── Exercise material

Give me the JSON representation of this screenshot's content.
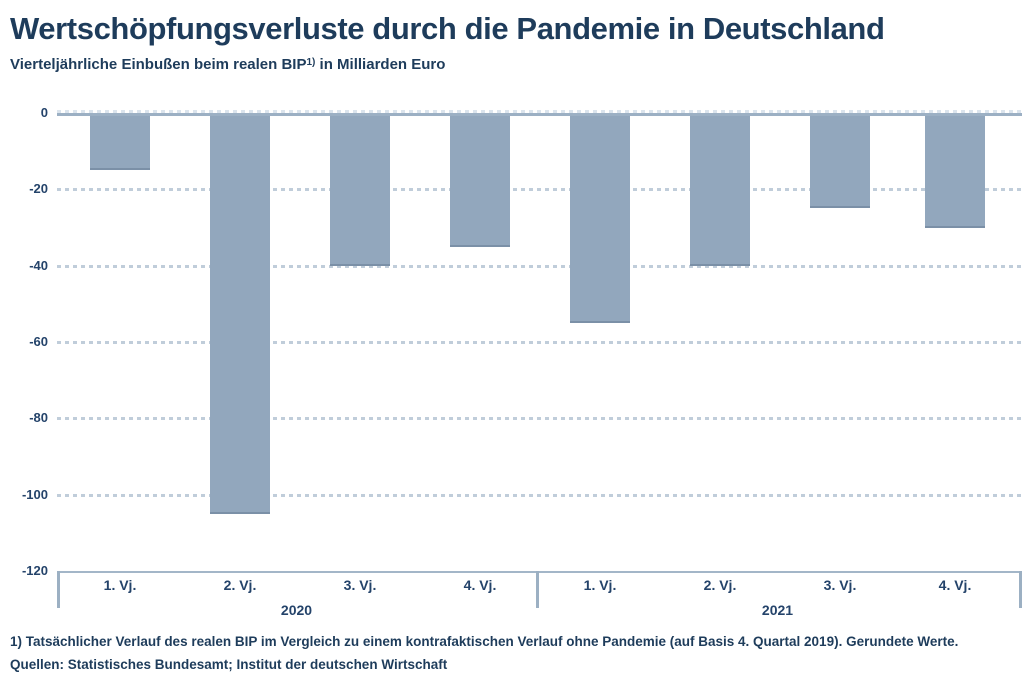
{
  "header": {
    "title": "Wertschöpfungsverluste durch die Pandemie in Deutschland",
    "subtitle_prefix": "Vierteljährliche Einbußen beim realen BIP",
    "subtitle_sup": "1)",
    "subtitle_suffix": " in Milliarden Euro"
  },
  "chart_data": {
    "type": "bar",
    "title": "Wertschöpfungsverluste durch die Pandemie in Deutschland",
    "subtitle": "Vierteljährliche Einbußen beim realen BIP in Milliarden Euro",
    "unit": "Milliarden Euro",
    "orientation": "vertical",
    "grid": "horizontal-dotted",
    "legend": "none",
    "ylim": [
      -120,
      0
    ],
    "yticks": [
      0,
      -20,
      -40,
      -60,
      -80,
      -100,
      -120
    ],
    "categories": [
      "1. Vj. 2020",
      "2. Vj. 2020",
      "3. Vj. 2020",
      "4. Vj. 2020",
      "1. Vj. 2021",
      "2. Vj. 2021",
      "3. Vj. 2021",
      "4. Vj. 2021"
    ],
    "values": [
      -15,
      -105,
      -40,
      -35,
      -55,
      -40,
      -25,
      -30
    ],
    "groups": [
      {
        "year": "2020",
        "quarters": [
          "1. Vj.",
          "2. Vj.",
          "3. Vj.",
          "4. Vj."
        ],
        "values": [
          -15,
          -105,
          -40,
          -35
        ]
      },
      {
        "year": "2021",
        "quarters": [
          "1. Vj.",
          "2. Vj.",
          "3. Vj.",
          "4. Vj."
        ],
        "values": [
          -55,
          -40,
          -25,
          -30
        ]
      }
    ],
    "bar_color": "#92a7bd",
    "bar_edge_color": "#7b90a7",
    "grid_color": "#c0cdda",
    "text_color": "#1e3c5b"
  },
  "footer": {
    "note": "1) Tatsächlicher Verlauf des realen BIP im Vergleich zu einem kontrafaktischen Verlauf ohne Pandemie (auf Basis 4. Quartal 2019). Gerundete Werte.",
    "source": "Quellen: Statistisches Bundesamt; Institut der deutschen Wirtschaft"
  }
}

────

_Task:_
The entries above are to be returned exactly, without their pictures.

_Response to this exercise:_
Give me the JSON representation of this screenshot's content.
{
  "header": {
    "title": "Wertschöpfungsverluste durch die Pandemie in Deutschland",
    "subtitle_prefix": "Vierteljährliche Einbußen beim realen BIP",
    "subtitle_sup": "1)",
    "subtitle_suffix": " in Milliarden Euro"
  },
  "chart_data": {
    "type": "bar",
    "title": "Wertschöpfungsverluste durch die Pandemie in Deutschland",
    "subtitle": "Vierteljährliche Einbußen beim realen BIP in Milliarden Euro",
    "unit": "Milliarden Euro",
    "orientation": "vertical",
    "grid": "horizontal-dotted",
    "legend": "none",
    "ylim": [
      -120,
      0
    ],
    "yticks": [
      0,
      -20,
      -40,
      -60,
      -80,
      -100,
      -120
    ],
    "categories": [
      "1. Vj. 2020",
      "2. Vj. 2020",
      "3. Vj. 2020",
      "4. Vj. 2020",
      "1. Vj. 2021",
      "2. Vj. 2021",
      "3. Vj. 2021",
      "4. Vj. 2021"
    ],
    "values": [
      -15,
      -105,
      -40,
      -35,
      -55,
      -40,
      -25,
      -30
    ],
    "groups": [
      {
        "year": "2020",
        "quarters": [
          "1. Vj.",
          "2. Vj.",
          "3. Vj.",
          "4. Vj."
        ],
        "values": [
          -15,
          -105,
          -40,
          -35
        ]
      },
      {
        "year": "2021",
        "quarters": [
          "1. Vj.",
          "2. Vj.",
          "3. Vj.",
          "4. Vj."
        ],
        "values": [
          -55,
          -40,
          -25,
          -30
        ]
      }
    ],
    "bar_color": "#92a7bd",
    "bar_edge_color": "#7b90a7",
    "grid_color": "#c0cdda",
    "text_color": "#1e3c5b"
  },
  "footer": {
    "note": "1) Tatsächlicher Verlauf des realen BIP im Vergleich zu einem kontrafaktischen Verlauf ohne Pandemie (auf Basis 4. Quartal 2019). Gerundete Werte.",
    "source": "Quellen: Statistisches Bundesamt; Institut der deutschen Wirtschaft"
  }
}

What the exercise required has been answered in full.